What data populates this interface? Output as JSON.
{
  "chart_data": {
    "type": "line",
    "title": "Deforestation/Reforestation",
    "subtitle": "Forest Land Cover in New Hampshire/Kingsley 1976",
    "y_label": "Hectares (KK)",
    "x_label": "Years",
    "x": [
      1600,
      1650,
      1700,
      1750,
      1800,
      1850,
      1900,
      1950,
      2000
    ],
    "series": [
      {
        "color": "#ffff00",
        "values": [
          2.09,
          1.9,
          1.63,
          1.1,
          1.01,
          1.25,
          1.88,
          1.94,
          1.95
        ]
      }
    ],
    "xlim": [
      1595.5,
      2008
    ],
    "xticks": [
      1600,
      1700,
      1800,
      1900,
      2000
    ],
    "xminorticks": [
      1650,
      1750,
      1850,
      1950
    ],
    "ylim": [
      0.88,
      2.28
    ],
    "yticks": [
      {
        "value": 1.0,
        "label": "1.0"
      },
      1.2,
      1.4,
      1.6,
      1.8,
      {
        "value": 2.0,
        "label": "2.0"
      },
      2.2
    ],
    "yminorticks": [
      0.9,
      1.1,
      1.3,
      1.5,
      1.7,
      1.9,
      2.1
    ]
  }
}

──────────────────────────────

To do
Retype the listing exactly, in full.

Exercise answer
What data populates this interface? Output as JSON.
{
  "chart_data": {
    "type": "line",
    "title": "Deforestation/Reforestation",
    "subtitle": "Forest Land Cover in New Hampshire/Kingsley 1976",
    "y_label": "Hectares (KK)",
    "x_label": "Years",
    "x": [
      1600,
      1650,
      1700,
      1750,
      1800,
      1850,
      1900,
      1950,
      2000
    ],
    "series": [
      {
        "color": "#ffff00",
        "values": [
          2.09,
          1.9,
          1.63,
          1.1,
          1.01,
          1.25,
          1.88,
          1.94,
          1.95
        ]
      }
    ],
    "xlim": [
      1595.5,
      2008
    ],
    "xticks": [
      1600,
      1700,
      1800,
      1900,
      2000
    ],
    "xminorticks": [
      1650,
      1750,
      1850,
      1950
    ],
    "ylim": [
      0.88,
      2.28
    ],
    "yticks": [
      {
        "value": 1.0,
        "label": "1.0"
      },
      1.2,
      1.4,
      1.6,
      1.8,
      {
        "value": 2.0,
        "label": "2.0"
      },
      2.2
    ],
    "yminorticks": [
      0.9,
      1.1,
      1.3,
      1.5,
      1.7,
      1.9,
      2.1
    ]
  }
}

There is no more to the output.